-- Exercise goal --
The data below should be printed in full, exactly, and without any of its images.

-- Records for processing --
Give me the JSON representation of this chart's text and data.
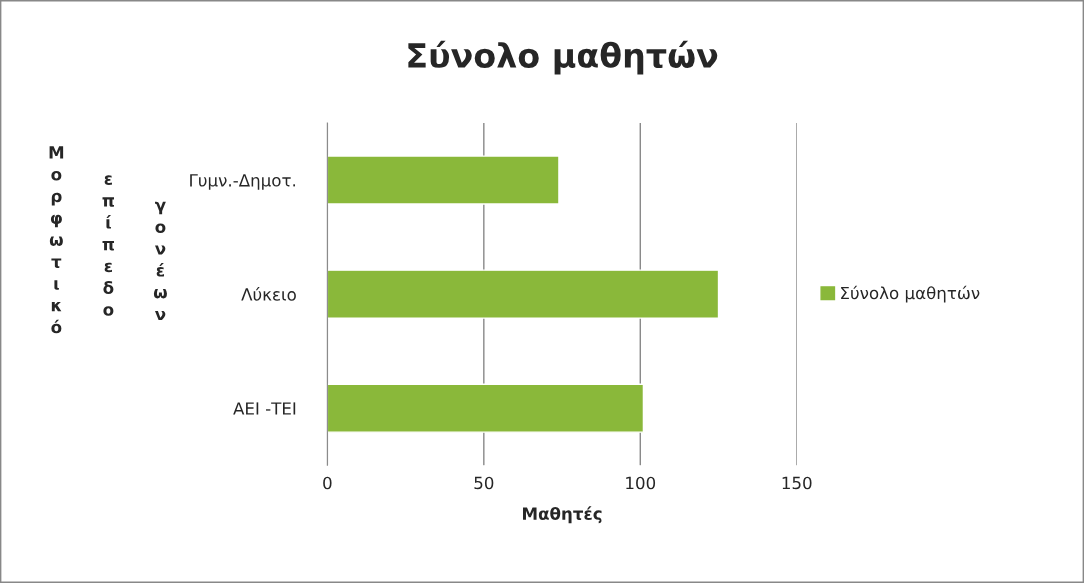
{
  "chart_data": {
    "type": "bar",
    "orientation": "horizontal",
    "title": "Σύνολο μαθητών",
    "xlabel": "Μαθητές",
    "ylabel": "Μορφωτικό επίπεδο γονέων",
    "categories": [
      "Γυμν.-Δημοτ.",
      "Λύκειο",
      "ΑΕΙ -ΤΕΙ"
    ],
    "series": [
      {
        "name": "Σύνολο μαθητών",
        "color": "#8ab83a",
        "values": [
          74,
          125,
          101
        ]
      }
    ],
    "xlim": [
      0,
      150
    ],
    "xticks": [
      0,
      50,
      100,
      150
    ],
    "grid": "x",
    "legend": "right"
  }
}
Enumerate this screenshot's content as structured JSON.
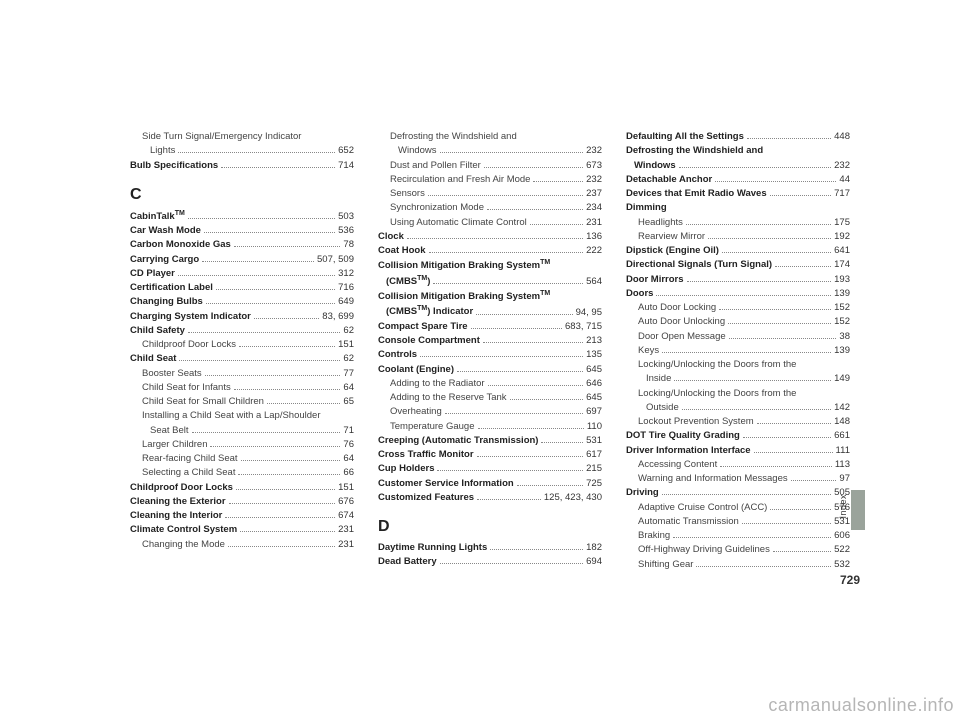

-- Exercise answer --
Give me the JSON representation of this chart's text and data.
{
  "chart_data": {
    "type": "bar",
    "orientation": "horizontal",
    "title": "Σύνολο μαθητών",
    "xlabel": "Μαθητές",
    "ylabel": "Μορφωτικό επίπεδο γονέων",
    "categories": [
      "Γυμν.-Δημοτ.",
      "Λύκειο",
      "ΑΕΙ -ΤΕΙ"
    ],
    "series": [
      {
        "name": "Σύνολο μαθητών",
        "color": "#8ab83a",
        "values": [
          74,
          125,
          101
        ]
      }
    ],
    "xlim": [
      0,
      150
    ],
    "xticks": [
      0,
      50,
      100,
      150
    ],
    "grid": "x",
    "legend": "right"
  }
}
Enumerate this screenshot's content as structured JSON.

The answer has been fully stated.